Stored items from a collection
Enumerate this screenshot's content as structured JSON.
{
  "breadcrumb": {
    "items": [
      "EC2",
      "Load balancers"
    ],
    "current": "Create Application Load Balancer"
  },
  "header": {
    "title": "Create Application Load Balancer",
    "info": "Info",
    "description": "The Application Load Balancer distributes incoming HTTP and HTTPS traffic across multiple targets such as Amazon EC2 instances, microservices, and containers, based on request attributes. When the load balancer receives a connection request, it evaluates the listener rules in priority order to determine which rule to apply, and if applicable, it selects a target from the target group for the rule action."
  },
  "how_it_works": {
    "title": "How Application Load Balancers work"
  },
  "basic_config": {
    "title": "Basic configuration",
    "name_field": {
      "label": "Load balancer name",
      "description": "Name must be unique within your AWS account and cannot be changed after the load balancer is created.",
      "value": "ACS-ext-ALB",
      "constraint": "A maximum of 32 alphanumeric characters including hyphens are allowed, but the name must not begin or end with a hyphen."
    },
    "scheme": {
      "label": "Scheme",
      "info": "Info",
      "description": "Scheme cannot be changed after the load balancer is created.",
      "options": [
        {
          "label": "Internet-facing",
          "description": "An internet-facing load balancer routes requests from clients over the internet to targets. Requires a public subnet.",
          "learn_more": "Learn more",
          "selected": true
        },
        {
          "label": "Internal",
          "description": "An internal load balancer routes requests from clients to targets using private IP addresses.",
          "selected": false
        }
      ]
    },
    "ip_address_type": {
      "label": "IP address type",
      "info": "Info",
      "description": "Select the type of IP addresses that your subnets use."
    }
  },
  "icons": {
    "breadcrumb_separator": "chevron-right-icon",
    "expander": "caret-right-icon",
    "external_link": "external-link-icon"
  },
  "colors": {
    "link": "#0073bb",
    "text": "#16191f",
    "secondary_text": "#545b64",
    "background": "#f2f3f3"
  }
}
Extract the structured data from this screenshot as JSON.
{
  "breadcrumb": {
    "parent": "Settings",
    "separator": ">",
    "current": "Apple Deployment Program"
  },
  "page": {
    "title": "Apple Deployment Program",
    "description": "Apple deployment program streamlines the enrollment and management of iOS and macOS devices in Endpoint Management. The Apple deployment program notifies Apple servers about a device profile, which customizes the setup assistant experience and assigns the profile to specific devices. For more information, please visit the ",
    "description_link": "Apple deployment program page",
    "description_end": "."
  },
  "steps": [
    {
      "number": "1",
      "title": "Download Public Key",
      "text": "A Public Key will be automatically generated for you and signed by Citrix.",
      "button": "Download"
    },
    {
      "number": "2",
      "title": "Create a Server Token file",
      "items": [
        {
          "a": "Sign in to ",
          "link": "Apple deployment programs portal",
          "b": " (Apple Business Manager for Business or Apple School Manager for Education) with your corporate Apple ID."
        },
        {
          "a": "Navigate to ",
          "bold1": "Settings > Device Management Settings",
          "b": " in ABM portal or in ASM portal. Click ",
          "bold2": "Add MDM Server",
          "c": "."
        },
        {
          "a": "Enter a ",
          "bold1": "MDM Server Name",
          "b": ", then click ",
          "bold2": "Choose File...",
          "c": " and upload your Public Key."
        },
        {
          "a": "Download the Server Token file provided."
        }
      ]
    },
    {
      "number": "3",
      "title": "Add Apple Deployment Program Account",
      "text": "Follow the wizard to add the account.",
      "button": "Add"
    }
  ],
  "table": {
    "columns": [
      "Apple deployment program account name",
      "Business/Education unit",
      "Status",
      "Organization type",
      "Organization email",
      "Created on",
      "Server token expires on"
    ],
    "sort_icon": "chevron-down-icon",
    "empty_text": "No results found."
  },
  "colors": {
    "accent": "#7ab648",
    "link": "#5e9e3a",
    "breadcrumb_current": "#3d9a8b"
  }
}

• [Problem]: Search the preceding listing for "Settings" and extract every line where it is found.

• [Task answer]:
    "parent": "Settings",
          "bold1": "Settings > Device Management Settings",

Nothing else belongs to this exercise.